** Begin **
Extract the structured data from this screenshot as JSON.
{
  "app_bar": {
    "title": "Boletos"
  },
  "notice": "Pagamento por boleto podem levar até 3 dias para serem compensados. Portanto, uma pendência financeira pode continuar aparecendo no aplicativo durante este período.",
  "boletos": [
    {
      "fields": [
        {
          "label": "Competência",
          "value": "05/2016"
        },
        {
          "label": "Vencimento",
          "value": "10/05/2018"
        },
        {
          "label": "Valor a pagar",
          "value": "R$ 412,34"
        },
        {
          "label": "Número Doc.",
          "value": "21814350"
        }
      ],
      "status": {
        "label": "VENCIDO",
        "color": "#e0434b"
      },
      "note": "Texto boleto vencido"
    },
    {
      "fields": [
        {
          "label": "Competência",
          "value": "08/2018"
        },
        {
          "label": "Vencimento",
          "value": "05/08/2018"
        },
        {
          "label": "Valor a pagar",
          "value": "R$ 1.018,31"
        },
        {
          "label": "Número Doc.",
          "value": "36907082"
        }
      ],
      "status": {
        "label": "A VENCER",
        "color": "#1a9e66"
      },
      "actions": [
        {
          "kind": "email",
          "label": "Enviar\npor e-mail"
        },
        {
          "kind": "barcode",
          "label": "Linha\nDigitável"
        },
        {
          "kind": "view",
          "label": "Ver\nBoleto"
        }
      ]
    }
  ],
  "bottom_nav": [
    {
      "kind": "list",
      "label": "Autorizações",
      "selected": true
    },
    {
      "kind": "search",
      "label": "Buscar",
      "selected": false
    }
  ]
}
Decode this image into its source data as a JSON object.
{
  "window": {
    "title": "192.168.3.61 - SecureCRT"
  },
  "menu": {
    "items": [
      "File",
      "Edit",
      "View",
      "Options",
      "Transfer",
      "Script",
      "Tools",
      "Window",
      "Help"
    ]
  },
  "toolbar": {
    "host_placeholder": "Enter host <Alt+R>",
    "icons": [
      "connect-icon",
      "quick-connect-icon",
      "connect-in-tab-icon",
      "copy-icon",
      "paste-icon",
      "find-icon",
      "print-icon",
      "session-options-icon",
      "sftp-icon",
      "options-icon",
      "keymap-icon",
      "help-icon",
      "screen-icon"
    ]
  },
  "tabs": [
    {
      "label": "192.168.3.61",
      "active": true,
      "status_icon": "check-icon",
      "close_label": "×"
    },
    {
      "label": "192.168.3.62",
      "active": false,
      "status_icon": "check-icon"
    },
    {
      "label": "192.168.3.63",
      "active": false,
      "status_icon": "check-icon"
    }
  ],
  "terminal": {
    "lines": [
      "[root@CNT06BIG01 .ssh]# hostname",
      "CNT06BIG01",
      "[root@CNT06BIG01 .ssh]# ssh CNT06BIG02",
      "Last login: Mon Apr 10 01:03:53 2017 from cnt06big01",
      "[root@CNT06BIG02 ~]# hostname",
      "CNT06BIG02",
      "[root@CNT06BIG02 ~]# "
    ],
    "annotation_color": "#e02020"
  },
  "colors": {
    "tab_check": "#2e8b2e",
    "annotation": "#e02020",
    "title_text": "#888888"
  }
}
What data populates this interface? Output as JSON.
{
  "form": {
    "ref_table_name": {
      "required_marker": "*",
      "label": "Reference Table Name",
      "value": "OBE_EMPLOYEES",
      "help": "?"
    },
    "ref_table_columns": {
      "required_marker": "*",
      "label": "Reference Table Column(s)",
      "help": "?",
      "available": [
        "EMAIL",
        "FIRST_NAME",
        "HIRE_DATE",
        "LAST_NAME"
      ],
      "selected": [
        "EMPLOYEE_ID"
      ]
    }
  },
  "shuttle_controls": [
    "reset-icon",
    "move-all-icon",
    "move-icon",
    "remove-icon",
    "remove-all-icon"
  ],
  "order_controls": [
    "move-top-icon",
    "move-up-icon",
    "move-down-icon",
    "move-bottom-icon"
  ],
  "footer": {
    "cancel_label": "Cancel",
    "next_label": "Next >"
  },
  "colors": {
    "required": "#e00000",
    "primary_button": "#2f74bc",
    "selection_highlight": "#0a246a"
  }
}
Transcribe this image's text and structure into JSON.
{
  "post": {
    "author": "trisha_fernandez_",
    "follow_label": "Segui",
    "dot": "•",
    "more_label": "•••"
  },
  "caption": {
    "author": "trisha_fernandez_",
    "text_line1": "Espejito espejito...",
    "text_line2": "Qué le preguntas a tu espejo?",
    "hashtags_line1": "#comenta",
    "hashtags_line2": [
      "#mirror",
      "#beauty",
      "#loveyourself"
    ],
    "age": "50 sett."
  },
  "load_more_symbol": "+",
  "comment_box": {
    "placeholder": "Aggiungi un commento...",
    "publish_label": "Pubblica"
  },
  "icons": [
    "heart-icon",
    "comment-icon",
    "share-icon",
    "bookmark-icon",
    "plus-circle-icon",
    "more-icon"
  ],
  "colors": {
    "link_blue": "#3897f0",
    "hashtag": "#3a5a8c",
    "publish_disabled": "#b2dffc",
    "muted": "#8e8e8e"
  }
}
** End **
• _What to work on_
Look through the records and count each line that holds "image". Write only the total.

• _Written answer_
2